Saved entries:

=-=-=

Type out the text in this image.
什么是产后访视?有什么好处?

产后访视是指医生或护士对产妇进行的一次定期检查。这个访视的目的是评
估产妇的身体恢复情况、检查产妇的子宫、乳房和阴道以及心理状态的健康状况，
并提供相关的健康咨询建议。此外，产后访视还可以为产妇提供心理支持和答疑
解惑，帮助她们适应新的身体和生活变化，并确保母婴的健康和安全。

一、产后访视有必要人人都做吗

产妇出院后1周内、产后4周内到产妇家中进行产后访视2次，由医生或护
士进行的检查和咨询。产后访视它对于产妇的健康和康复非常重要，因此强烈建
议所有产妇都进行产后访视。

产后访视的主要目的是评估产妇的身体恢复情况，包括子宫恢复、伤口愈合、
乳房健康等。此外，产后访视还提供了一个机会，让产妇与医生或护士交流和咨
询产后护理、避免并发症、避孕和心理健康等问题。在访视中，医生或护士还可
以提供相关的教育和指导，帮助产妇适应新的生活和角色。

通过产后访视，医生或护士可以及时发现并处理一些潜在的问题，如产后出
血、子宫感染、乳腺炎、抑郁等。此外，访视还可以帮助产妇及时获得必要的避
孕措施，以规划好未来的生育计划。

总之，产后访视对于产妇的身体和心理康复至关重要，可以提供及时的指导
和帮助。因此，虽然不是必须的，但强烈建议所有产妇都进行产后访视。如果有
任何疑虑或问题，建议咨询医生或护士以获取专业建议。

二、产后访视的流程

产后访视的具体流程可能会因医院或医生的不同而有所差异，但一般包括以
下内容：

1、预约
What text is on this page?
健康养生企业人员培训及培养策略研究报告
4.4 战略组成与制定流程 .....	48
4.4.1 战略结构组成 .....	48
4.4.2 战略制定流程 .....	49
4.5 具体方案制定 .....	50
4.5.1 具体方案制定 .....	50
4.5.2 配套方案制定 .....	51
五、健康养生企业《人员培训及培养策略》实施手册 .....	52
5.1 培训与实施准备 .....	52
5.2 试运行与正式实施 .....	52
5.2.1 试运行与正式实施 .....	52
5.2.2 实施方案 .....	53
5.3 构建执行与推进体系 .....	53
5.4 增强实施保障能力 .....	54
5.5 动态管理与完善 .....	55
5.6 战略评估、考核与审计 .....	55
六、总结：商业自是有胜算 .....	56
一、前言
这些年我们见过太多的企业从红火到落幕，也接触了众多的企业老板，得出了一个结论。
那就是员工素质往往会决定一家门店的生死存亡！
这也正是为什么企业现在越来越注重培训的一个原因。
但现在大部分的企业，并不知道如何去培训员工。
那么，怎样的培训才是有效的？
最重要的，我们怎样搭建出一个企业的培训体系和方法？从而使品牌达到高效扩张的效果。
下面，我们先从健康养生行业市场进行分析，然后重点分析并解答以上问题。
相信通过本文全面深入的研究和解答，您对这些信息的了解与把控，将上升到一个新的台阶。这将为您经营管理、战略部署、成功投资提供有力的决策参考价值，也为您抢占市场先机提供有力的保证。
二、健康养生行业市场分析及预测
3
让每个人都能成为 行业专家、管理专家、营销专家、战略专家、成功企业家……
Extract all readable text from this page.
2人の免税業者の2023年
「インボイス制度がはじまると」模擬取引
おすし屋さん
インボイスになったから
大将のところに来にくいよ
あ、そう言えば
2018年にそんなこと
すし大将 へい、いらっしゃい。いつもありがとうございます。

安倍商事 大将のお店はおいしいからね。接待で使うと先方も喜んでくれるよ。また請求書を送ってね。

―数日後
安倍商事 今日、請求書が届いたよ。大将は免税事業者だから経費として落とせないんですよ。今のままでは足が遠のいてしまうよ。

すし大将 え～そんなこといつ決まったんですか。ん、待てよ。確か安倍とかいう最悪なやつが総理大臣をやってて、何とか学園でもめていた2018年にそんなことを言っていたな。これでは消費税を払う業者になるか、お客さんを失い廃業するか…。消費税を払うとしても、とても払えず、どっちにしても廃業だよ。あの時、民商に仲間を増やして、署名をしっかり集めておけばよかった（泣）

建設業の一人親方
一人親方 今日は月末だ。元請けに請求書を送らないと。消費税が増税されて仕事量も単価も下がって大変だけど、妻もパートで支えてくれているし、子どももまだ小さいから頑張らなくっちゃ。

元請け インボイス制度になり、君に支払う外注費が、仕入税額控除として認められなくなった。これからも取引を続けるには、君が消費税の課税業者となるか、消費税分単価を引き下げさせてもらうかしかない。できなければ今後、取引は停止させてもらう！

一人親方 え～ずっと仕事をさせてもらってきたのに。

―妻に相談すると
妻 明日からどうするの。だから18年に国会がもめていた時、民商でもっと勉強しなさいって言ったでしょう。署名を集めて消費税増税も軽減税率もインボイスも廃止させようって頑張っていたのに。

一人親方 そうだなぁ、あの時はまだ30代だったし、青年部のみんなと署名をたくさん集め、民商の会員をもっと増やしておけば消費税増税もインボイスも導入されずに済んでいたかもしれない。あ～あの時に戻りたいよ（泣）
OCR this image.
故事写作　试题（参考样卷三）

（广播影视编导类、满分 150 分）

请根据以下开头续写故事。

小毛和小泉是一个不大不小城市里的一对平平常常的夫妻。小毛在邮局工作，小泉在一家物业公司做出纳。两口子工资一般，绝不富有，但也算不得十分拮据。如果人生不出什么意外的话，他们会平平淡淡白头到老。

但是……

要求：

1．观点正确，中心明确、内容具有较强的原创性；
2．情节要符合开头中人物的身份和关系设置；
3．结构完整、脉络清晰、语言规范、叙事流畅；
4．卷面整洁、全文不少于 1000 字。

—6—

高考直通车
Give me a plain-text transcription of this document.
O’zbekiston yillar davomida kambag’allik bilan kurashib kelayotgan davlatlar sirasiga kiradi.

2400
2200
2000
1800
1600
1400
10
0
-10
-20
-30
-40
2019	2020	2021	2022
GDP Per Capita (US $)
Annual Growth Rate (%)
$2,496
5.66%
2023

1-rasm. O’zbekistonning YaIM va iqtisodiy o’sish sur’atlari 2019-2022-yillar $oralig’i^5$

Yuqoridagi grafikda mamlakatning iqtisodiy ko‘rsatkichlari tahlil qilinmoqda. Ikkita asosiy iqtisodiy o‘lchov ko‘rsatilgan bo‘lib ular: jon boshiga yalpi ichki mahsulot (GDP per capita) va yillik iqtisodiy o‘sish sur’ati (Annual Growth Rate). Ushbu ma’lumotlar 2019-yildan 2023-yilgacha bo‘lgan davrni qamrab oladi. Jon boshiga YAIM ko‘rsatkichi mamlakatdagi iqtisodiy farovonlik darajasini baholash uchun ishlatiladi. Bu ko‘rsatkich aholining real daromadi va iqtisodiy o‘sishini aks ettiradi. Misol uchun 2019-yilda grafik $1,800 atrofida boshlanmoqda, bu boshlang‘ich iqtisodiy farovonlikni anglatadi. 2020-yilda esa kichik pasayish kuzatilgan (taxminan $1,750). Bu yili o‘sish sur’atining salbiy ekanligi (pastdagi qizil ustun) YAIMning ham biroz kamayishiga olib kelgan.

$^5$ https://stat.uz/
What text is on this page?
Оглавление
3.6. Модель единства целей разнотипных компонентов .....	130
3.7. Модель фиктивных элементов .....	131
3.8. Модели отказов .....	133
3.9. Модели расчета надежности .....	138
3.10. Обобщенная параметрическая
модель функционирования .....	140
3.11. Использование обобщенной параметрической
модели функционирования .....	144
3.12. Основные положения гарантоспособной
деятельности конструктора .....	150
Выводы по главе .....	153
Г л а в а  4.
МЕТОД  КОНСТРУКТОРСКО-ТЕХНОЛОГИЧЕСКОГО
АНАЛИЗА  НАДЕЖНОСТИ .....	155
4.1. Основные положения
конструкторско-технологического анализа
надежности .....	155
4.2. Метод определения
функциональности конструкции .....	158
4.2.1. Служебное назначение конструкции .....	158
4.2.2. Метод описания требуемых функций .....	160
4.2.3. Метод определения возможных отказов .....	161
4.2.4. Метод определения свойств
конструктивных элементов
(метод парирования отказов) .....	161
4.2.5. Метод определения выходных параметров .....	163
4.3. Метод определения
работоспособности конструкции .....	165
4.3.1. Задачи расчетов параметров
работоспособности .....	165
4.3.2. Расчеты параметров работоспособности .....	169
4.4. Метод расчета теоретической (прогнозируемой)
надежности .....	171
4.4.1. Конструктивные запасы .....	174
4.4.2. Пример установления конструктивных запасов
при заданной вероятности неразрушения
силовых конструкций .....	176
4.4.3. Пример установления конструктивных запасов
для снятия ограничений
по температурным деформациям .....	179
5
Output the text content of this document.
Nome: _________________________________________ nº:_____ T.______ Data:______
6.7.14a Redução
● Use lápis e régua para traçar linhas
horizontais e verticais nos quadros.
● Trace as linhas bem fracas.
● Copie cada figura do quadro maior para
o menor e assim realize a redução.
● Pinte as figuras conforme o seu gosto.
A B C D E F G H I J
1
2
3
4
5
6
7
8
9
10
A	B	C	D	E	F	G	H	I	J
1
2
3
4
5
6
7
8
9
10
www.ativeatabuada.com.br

=-=-=

[What you need to do]: Look through the data above. Copy every line with the string "конструктивных" in it.

[Task output]:
конструктивных элементов
4.4.2. Пример установления конструктивных запасов
4.4.3. Пример установления конструктивных запасов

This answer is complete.